**Document section**
- - -
Both a motion for entry of default judgment and a motion for summary judgment will have a proposed judgment attached, but it will not be titled "proposed" because Adams expects it to be signed as drafted (or rather, as computer-generated). The presiding judges of the county courts, Judge TODD WONG and Judge ERIC SHEPPERD, will normally sign Adams' judgments as presented, but may occasionally revise the amount of attorney's fees (downward) and may occasionally cross out interest or change the rate, if they find an error in the documentation. This is highly unlikely to happen in the default judgment context, however, because no one will be before the court to lodge any objections, or to point out any errors or omissions. Assistant Attorney General Adams himself does not make an in-court appearance for default judgments. The paperwork is simply submitted to the court by his legal secretary for approval and signing by either one of the two presiding judges (or, in rare instances, a visiting judge).  
NONSUIT, AGREED JUDGMENT, MOTIONS TO CONSOLIDATE
Occasionally, Assistant AG Adams files a nonsuit (voluntary dismissal) or a motion to consolidate two cases against the same defendant or two cases involving the same debt initially brought against a former student and the guarantor under two separate cause numbers, or an agreement for a payment plan signed by the Defendant. In the latter scenario, the case might be put on hold (stayed or abated). A great many cases, however, proceed speedily to a default judgment in the absence of a timely answer the Defendant or an agreement, provided that the service of citation was successful. If not, a motion for substitute service will likely be filed.

Debtors represented by attorney will also promptly face a motion for summary judgment (served on their attorney, instead of directly on them), but will have a better chance of such motion being postponed. It will thus win them time, even if they ultimately have a judgment entered against them. Apart from a delay in entry of judgment, the most attorneys for debtors can typically accomplish is a reduction of attorney’s fees, or a consolidation of cases when the attorney is hired to represent both the student-obligor and the co-signer, which will also likely yield a reduction in fees awarded because the duplication of fees is eliminated. 
AGREED JUDGMENTS, like default judgment, are uncontested, but - unlike default judgment, have been expressly agreed to by the Defendant and are signed by the Defendant in addition to being signed by Adams (for the State as Plaintiff) and by the judge. That means they are unappealable, but such an agreed judgment will nevertheless state that it is appealable because that language is on the template that Adams uses to submit such judgments.
Other agreements, such a payment plan, are in the nature of a contract and do not require the court's approval or signature.
- - -
**Exercise data**
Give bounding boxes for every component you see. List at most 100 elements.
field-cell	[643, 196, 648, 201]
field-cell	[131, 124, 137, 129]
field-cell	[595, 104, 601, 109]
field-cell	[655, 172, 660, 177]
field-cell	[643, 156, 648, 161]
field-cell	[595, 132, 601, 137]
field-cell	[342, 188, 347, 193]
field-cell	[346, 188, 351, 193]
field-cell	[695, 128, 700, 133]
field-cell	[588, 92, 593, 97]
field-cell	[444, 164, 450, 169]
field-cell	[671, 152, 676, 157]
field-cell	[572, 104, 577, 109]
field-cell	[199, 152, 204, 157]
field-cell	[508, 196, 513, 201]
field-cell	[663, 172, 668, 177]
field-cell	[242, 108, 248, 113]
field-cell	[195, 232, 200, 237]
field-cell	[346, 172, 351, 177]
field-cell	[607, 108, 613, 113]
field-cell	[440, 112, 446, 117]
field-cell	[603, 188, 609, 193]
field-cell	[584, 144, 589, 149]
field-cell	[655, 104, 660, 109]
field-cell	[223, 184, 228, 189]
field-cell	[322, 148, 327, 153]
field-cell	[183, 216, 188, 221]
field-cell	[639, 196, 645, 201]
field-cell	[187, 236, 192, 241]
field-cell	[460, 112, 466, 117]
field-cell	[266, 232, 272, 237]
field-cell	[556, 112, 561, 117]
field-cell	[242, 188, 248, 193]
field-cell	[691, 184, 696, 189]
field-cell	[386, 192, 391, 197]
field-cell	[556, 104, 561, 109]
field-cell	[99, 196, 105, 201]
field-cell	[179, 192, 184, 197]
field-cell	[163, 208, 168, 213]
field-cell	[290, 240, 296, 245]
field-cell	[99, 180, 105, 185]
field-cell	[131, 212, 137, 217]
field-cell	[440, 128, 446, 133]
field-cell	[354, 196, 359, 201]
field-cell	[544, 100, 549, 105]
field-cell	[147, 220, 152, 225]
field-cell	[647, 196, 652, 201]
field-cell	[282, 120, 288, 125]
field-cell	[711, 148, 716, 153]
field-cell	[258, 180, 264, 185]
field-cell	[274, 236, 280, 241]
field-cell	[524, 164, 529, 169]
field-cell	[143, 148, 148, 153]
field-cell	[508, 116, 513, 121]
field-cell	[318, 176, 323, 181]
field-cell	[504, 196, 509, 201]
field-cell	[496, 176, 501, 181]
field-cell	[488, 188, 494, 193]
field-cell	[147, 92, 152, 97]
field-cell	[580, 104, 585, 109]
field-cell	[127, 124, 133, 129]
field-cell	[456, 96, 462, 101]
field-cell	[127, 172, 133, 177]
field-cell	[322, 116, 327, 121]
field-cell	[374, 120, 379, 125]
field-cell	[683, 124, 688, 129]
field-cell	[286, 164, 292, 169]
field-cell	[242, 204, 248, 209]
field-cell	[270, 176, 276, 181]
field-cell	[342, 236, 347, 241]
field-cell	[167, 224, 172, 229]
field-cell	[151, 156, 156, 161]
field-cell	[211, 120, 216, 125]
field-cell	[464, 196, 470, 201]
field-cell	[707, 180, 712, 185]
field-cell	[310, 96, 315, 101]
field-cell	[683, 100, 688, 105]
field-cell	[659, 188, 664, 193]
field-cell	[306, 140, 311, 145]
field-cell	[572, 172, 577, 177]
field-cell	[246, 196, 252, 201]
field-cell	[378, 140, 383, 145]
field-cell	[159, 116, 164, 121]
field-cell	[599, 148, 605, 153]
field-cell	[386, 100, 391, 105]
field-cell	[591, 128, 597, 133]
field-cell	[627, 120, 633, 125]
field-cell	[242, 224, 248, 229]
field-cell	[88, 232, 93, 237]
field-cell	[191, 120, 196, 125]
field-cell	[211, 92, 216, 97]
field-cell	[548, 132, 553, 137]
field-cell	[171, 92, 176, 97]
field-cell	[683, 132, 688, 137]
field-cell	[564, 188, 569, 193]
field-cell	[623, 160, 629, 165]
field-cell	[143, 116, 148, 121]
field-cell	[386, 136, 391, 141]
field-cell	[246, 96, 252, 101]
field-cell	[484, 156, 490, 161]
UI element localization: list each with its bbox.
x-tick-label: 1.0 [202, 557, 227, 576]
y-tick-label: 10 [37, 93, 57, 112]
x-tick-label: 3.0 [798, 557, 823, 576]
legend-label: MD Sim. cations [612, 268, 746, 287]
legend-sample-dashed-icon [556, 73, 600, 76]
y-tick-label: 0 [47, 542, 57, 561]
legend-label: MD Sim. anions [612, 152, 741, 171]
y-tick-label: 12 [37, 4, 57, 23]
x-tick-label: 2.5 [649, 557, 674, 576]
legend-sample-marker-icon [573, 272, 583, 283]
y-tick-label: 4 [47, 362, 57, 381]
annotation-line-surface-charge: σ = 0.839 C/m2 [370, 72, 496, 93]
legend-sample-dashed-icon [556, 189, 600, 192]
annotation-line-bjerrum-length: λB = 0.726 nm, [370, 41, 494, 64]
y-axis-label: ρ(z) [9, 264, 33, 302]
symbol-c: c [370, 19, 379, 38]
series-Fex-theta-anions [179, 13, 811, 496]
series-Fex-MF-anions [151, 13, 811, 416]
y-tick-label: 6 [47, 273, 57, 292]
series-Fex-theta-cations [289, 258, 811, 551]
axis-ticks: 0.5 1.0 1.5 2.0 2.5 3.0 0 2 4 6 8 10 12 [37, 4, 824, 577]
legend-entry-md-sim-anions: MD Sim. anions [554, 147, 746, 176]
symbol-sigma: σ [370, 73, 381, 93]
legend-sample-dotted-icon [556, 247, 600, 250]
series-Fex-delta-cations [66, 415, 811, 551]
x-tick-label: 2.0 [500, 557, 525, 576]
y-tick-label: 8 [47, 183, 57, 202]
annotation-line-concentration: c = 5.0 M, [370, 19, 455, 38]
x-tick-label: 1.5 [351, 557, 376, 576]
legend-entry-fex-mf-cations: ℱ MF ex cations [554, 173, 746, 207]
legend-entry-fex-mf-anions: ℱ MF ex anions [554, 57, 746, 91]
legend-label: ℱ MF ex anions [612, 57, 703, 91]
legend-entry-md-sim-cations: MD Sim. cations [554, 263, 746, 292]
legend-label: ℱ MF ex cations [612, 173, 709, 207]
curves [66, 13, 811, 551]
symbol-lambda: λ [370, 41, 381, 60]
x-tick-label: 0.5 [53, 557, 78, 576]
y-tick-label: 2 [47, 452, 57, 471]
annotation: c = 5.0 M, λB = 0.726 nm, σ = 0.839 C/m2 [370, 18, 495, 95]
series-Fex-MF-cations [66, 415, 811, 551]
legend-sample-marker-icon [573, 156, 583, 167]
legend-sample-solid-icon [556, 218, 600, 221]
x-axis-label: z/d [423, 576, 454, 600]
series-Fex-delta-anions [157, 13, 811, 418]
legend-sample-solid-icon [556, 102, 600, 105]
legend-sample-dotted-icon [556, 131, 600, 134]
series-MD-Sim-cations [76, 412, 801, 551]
- - -
**Complete the following**
A. Quote the rows exactly, from the first row through the line containing "188, 351, 193]", including both ends.
B. Continue the text on default, agreed, and summary judgments in the student-loan collection suits, starting after its last sentence.
The text and the rows have no connection to each other.

**Set of answers**
A.
Give bounding boxes for every component you see. List at most 100 elements.
field-cell	[643, 196, 648, 201]
field-cell	[131, 124, 137, 129]
field-cell	[595, 104, 601, 109]
field-cell	[655, 172, 660, 177]
field-cell	[643, 156, 648, 161]
field-cell	[595, 132, 601, 137]
field-cell	[342, 188, 347, 193]
field-cell	[346, 188, 351, 193]

B.
Adams' agreed judgments typically reflect at best a reduction of the amount of attorney's fees from what they would otherwise be, but no reduction of principal or interest. Agreed judgment can generally not be attacked after they are signed by the court, which distinguishes them from default judgments, which may be appealed or attacked by post-judgment motion, albeit subject to certain rather unforgiving deadlines.
DISPOSITION BY DEFAULT: THE STANDARD PATTERN
In a large number of cases, the Defendants, who reside in locations all over the State (and some even beyond), never file an answer, and Adams then promptly moves for default judgment with two above-mentioned affidavits, one by Cheryl Bellesen attesting to the amounts owed (broken down by principal, accrued interest, and late fees, if any) and the applicable post-judgment interest rate (typically between 5% and 6%, in some cases as high as 9%) and an affidavit on attorney's fees.
UPPING THE ANTE WITH ATTORNEY'S FEES
Adams pleads for "not less than" $750.00 or $1,000 in attorney's fees in the petition that is served on the Defendant, but he routinely swears to a higher amount as reasonable and necessary once he moves for default or summary judgment.
Even if a Defendant answers the lawsuit, thus preventing a default judgment, he or she will not be able to effectively counter the fee claim because the reasonableness and necessity of attorney's fees is considered a matter on which expert testimony is required. Adam's boilerplate fee affidavit ipso facto qualifies as "expert testimony" because he is an attorney. It does not matter that it comes from an assembly line.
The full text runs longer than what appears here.